Set down, in full, every record in the block.
[Data shown start]
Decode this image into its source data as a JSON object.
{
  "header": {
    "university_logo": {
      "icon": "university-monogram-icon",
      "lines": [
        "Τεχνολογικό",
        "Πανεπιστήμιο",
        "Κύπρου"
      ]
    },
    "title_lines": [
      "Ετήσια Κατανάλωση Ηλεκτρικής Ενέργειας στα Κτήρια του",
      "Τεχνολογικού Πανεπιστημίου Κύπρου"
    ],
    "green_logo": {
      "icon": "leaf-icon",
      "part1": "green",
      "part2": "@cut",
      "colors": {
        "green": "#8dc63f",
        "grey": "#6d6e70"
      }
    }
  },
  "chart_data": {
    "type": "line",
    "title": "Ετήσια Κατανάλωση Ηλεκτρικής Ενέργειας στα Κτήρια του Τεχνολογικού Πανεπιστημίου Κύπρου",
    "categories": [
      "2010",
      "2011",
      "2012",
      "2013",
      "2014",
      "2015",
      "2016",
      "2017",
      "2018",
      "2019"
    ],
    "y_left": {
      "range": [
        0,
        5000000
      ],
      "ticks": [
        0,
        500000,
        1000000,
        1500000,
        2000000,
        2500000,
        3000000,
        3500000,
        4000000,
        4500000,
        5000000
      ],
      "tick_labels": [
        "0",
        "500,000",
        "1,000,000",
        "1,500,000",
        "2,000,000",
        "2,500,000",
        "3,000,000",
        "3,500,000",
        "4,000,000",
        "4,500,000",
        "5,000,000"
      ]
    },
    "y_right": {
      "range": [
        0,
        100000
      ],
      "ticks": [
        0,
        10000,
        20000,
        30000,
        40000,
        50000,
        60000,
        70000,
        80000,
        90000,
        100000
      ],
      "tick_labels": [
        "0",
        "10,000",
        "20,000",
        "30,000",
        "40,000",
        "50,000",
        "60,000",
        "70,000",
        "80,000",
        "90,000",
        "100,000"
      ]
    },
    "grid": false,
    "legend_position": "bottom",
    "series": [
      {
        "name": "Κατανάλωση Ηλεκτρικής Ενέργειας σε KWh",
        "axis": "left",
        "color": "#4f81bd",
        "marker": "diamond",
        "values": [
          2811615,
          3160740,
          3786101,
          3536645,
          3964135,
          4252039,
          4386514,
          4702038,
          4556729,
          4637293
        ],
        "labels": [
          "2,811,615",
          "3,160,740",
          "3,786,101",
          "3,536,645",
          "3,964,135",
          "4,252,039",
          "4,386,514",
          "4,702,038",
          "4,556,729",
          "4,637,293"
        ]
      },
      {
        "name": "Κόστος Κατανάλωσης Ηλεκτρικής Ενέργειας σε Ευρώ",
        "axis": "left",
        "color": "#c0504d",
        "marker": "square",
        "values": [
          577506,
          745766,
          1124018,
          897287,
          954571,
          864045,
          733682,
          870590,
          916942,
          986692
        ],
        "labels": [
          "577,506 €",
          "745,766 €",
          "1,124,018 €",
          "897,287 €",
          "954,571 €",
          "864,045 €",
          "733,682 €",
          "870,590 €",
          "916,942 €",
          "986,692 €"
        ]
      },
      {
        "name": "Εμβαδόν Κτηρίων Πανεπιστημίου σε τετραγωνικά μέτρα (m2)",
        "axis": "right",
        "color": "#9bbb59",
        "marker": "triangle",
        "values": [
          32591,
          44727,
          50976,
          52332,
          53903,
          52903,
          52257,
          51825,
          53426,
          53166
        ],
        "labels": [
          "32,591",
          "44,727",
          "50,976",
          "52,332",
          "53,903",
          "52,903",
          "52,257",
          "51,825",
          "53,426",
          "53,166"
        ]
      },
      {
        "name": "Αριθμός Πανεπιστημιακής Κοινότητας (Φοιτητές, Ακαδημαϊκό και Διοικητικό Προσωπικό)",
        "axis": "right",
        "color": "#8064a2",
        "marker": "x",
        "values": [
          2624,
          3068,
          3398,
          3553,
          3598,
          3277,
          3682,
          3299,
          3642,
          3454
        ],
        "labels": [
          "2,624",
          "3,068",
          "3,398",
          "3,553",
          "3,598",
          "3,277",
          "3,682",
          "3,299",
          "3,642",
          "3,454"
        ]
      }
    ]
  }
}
[Data shown end]
Task solution:
Decode this image into its source data as a JSON object.
{
  "header": {
    "university_logo": {
      "icon": "university-monogram-icon",
      "lines": [
        "Τεχνολογικό",
        "Πανεπιστήμιο",
        "Κύπρου"
      ]
    },
    "title_lines": [
      "Ετήσια Κατανάλωση Ηλεκτρικής Ενέργειας στα Κτήρια του",
      "Τεχνολογικού Πανεπιστημίου Κύπρου"
    ],
    "green_logo": {
      "icon": "leaf-icon",
      "part1": "green",
      "part2": "@cut",
      "colors": {
        "green": "#8dc63f",
        "grey": "#6d6e70"
      }
    }
  },
  "chart_data": {
    "type": "line",
    "title": "Ετήσια Κατανάλωση Ηλεκτρικής Ενέργειας στα Κτήρια του Τεχνολογικού Πανεπιστημίου Κύπρου",
    "categories": [
      "2010",
      "2011",
      "2012",
      "2013",
      "2014",
      "2015",
      "2016",
      "2017",
      "2018",
      "2019"
    ],
    "y_left": {
      "range": [
        0,
        5000000
      ],
      "ticks": [
        0,
        500000,
        1000000,
        1500000,
        2000000,
        2500000,
        3000000,
        3500000,
        4000000,
        4500000,
        5000000
      ],
      "tick_labels": [
        "0",
        "500,000",
        "1,000,000",
        "1,500,000",
        "2,000,000",
        "2,500,000",
        "3,000,000",
        "3,500,000",
        "4,000,000",
        "4,500,000",
        "5,000,000"
      ]
    },
    "y_right": {
      "range": [
        0,
        100000
      ],
      "ticks": [
        0,
        10000,
        20000,
        30000,
        40000,
        50000,
        60000,
        70000,
        80000,
        90000,
        100000
      ],
      "tick_labels": [
        "0",
        "10,000",
        "20,000",
        "30,000",
        "40,000",
        "50,000",
        "60,000",
        "70,000",
        "80,000",
        "90,000",
        "100,000"
      ]
    },
    "grid": false,
    "legend_position": "bottom",
    "series": [
      {
        "name": "Κατανάλωση Ηλεκτρικής Ενέργειας σε KWh",
        "axis": "left",
        "color": "#4f81bd",
        "marker": "diamond",
        "values": [
          2811615,
          3160740,
          3786101,
          3536645,
          3964135,
          4252039,
          4386514,
          4702038,
          4556729,
          4637293
        ],
        "labels": [
          "2,811,615",
          "3,160,740",
          "3,786,101",
          "3,536,645",
          "3,964,135",
          "4,252,039",
          "4,386,514",
          "4,702,038",
          "4,556,729",
          "4,637,293"
        ]
      },
      {
        "name": "Κόστος Κατανάλωσης Ηλεκτρικής Ενέργειας σε Ευρώ",
        "axis": "left",
        "color": "#c0504d",
        "marker": "square",
        "values": [
          577506,
          745766,
          1124018,
          897287,
          954571,
          864045,
          733682,
          870590,
          916942,
          986692
        ],
        "labels": [
          "577,506 €",
          "745,766 €",
          "1,124,018 €",
          "897,287 €",
          "954,571 €",
          "864,045 €",
          "733,682 €",
          "870,590 €",
          "916,942 €",
          "986,692 €"
        ]
      },
      {
        "name": "Εμβαδόν Κτηρίων Πανεπιστημίου σε τετραγωνικά μέτρα (m2)",
        "axis": "right",
        "color": "#9bbb59",
        "marker": "triangle",
        "values": [
          32591,
          44727,
          50976,
          52332,
          53903,
          52903,
          52257,
          51825,
          53426,
          53166
        ],
        "labels": [
          "32,591",
          "44,727",
          "50,976",
          "52,332",
          "53,903",
          "52,903",
          "52,257",
          "51,825",
          "53,426",
          "53,166"
        ]
      },
      {
        "name": "Αριθμός Πανεπιστημιακής Κοινότητας (Φοιτητές, Ακαδημαϊκό και Διοικητικό Προσωπικό)",
        "axis": "right",
        "color": "#8064a2",
        "marker": "x",
        "values": [
          2624,
          3068,
          3398,
          3553,
          3598,
          3277,
          3682,
          3299,
          3642,
          3454
        ],
        "labels": [
          "2,624",
          "3,068",
          "3,398",
          "3,553",
          "3,598",
          "3,277",
          "3,682",
          "3,299",
          "3,642",
          "3,454"
        ]
      }
    ]
  }
}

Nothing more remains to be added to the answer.